▶ Given exercise
Single out each line with the word "Always" and copy it.

▶ Recorded information
====================

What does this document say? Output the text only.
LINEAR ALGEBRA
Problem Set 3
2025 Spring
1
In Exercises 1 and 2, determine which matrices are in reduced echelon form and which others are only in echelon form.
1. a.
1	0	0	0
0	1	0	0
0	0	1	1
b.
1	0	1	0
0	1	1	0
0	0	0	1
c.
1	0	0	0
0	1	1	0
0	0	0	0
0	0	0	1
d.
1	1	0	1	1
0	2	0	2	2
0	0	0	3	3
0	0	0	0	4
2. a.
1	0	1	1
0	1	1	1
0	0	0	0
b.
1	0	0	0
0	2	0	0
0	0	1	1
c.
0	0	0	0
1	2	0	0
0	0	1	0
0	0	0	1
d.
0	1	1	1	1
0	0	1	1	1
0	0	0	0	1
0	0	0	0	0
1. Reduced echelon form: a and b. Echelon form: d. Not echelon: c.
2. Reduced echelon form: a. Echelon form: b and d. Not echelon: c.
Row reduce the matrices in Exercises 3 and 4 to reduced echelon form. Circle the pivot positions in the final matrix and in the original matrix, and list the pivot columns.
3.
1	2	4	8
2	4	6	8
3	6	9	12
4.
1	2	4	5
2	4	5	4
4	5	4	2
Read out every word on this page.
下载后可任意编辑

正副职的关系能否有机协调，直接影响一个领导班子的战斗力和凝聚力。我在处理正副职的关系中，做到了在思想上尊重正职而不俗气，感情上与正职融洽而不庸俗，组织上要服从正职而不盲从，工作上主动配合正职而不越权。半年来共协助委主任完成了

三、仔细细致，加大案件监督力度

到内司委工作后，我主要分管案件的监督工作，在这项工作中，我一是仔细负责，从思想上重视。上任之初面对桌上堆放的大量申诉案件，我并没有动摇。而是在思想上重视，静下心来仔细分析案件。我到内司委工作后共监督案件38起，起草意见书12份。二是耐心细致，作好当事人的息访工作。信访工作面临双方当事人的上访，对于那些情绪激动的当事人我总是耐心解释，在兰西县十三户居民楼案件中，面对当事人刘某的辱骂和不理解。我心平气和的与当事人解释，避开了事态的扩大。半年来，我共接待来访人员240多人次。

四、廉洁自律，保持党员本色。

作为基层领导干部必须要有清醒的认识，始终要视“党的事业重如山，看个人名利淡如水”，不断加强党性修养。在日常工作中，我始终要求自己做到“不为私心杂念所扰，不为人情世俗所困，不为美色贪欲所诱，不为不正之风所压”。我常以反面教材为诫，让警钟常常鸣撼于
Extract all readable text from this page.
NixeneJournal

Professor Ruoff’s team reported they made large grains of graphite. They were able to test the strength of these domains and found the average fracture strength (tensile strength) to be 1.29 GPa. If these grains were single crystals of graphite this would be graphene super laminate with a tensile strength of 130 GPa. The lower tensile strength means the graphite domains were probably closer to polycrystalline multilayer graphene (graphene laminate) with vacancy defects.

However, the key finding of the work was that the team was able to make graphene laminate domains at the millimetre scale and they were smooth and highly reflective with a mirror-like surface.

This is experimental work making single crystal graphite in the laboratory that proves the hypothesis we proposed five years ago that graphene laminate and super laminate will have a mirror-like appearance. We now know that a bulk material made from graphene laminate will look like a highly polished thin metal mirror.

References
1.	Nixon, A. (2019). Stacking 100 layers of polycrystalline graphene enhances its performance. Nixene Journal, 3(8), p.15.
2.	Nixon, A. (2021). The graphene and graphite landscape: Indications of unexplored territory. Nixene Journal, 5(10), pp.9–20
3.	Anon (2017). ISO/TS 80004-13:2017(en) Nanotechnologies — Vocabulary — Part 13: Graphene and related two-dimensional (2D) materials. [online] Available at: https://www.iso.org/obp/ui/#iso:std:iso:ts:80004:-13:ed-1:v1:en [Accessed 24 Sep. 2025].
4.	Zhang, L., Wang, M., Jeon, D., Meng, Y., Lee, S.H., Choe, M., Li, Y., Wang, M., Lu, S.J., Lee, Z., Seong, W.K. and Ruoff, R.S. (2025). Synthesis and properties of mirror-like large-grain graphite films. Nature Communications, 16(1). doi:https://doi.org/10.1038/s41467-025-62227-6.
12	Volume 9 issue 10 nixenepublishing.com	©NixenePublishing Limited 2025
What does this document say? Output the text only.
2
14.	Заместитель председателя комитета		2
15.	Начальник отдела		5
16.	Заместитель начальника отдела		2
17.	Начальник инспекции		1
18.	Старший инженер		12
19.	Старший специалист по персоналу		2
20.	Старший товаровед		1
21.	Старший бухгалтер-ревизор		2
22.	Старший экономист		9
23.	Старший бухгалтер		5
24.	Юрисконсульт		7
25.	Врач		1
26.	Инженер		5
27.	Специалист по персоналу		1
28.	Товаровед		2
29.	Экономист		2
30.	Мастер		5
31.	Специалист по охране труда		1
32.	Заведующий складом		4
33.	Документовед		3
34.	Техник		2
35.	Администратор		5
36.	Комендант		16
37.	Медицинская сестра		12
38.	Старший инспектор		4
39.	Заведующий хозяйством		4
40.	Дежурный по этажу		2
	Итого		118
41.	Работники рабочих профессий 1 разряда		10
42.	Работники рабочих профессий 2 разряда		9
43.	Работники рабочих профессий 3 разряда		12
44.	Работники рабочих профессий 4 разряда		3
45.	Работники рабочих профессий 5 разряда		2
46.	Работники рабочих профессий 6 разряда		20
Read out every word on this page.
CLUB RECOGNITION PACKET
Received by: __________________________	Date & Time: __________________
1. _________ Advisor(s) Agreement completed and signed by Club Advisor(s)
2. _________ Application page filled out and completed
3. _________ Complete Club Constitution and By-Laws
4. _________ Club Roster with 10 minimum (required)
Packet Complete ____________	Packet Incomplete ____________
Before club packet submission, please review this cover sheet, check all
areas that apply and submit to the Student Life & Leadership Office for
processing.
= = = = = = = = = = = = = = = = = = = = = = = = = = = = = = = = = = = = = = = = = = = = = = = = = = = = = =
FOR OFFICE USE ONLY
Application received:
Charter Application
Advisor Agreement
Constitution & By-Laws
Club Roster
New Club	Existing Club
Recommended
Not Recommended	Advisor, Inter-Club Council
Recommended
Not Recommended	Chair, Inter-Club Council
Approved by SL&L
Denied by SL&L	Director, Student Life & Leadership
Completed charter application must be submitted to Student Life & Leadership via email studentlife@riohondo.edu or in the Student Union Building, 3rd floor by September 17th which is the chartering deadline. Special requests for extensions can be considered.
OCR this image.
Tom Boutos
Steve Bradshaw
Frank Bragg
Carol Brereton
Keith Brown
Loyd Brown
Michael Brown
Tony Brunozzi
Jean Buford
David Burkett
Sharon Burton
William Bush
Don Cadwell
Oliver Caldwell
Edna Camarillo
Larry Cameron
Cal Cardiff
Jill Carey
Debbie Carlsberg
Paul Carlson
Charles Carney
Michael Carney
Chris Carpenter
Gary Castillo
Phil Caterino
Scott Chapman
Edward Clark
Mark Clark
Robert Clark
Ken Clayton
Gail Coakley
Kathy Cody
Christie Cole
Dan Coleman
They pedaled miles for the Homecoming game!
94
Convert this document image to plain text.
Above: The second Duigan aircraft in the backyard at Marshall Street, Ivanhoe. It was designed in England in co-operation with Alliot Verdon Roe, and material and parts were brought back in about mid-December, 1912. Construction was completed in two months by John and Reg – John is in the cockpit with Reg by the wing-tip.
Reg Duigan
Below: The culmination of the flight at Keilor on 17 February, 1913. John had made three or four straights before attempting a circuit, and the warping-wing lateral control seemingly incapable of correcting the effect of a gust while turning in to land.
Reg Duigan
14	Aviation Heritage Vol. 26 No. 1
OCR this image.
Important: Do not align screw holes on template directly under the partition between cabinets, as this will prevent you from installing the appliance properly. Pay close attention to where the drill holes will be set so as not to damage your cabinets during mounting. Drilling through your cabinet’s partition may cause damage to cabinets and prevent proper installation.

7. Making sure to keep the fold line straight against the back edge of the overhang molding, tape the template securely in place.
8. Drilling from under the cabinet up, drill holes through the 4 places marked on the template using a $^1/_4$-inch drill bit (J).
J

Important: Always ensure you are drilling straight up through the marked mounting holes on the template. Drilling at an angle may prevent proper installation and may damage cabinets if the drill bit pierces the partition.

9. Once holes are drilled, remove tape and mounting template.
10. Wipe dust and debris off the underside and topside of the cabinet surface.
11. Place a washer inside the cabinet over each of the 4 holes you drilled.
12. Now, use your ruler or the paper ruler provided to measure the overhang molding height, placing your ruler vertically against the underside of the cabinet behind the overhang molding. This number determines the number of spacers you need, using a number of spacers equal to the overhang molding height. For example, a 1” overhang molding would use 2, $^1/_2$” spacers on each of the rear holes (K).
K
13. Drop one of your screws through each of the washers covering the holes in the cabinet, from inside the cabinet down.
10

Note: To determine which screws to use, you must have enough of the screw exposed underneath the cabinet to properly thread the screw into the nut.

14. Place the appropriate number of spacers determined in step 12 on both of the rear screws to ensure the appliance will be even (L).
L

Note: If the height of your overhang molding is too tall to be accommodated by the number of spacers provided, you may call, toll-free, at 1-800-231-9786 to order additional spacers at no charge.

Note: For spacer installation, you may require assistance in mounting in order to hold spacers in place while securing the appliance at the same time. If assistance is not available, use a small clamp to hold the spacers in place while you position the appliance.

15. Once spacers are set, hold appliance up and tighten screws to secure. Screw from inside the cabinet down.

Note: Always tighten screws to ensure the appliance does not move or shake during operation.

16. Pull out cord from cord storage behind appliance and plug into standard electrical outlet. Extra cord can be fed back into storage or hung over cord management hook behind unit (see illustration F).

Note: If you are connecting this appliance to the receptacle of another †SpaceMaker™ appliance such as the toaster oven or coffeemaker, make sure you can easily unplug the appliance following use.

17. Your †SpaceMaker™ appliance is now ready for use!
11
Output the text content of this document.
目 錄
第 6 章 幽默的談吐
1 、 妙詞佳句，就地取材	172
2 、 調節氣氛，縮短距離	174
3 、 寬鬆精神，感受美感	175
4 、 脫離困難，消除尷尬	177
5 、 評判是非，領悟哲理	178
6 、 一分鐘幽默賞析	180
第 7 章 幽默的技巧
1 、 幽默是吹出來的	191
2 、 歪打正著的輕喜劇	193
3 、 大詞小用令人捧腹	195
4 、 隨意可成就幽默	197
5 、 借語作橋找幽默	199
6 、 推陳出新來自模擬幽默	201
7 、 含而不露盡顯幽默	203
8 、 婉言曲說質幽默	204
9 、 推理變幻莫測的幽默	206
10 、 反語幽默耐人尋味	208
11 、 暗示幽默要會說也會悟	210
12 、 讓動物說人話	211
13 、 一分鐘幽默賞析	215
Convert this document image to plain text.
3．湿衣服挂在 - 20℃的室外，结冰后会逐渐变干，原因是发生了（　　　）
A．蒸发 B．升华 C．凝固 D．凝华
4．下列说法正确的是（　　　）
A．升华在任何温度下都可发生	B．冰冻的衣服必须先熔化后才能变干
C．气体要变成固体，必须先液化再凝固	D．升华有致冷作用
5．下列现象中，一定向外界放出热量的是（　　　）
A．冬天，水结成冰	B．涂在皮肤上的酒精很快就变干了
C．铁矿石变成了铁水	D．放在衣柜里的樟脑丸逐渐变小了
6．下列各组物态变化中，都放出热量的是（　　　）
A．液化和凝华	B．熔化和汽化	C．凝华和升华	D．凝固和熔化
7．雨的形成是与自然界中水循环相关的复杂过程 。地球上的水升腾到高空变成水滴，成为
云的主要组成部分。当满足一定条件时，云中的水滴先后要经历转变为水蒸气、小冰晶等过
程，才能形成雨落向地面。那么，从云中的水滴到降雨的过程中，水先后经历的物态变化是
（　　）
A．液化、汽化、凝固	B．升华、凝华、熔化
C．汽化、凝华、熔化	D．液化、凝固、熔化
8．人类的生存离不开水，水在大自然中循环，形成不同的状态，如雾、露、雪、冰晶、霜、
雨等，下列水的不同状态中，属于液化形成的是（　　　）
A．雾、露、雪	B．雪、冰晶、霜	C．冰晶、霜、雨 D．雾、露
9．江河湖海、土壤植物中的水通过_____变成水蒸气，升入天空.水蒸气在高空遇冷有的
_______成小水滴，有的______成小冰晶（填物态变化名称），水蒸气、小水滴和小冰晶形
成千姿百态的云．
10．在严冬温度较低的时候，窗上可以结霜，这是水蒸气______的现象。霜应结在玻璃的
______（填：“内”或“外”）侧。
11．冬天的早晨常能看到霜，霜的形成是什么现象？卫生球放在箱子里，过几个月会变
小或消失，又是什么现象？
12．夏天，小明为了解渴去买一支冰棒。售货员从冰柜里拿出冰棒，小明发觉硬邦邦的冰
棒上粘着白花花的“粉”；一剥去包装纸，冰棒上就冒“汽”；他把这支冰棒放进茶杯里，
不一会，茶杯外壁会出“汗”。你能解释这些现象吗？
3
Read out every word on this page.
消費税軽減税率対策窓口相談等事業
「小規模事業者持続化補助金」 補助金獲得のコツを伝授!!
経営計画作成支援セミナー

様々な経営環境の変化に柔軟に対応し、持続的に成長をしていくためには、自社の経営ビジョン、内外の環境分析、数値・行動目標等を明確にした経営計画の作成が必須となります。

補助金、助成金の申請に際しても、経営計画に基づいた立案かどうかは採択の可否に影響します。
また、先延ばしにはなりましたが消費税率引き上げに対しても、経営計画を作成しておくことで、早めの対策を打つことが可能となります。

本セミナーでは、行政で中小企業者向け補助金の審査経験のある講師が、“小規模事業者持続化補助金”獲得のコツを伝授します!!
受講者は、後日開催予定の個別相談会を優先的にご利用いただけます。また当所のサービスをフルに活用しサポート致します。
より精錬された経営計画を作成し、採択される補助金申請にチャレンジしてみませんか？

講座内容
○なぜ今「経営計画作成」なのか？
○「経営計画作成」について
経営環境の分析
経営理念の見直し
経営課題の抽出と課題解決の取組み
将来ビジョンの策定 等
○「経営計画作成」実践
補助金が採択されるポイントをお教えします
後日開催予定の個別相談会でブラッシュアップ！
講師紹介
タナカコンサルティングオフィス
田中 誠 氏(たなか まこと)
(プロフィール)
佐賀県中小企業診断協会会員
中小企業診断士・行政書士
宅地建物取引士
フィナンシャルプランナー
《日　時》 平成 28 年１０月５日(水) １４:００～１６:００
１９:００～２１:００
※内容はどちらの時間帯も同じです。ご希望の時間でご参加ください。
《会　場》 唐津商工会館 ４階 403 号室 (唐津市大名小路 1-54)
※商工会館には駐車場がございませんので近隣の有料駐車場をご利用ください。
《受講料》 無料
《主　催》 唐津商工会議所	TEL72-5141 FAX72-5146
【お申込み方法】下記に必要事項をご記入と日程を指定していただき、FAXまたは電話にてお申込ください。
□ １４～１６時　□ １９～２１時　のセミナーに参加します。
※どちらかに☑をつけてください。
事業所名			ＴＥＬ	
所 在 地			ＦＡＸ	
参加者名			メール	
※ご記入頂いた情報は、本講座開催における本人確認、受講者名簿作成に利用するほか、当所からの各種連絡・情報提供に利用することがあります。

====================

▶ Right answer
Important: Always ensure you are drilling straight up through the marked mounting holes on the template. Drilling at an angle may prevent proper installation and may damage cabinets if the drill bit pierces the partition.
Note: Always tighten screws to ensure the appliance does not move or shake during operation.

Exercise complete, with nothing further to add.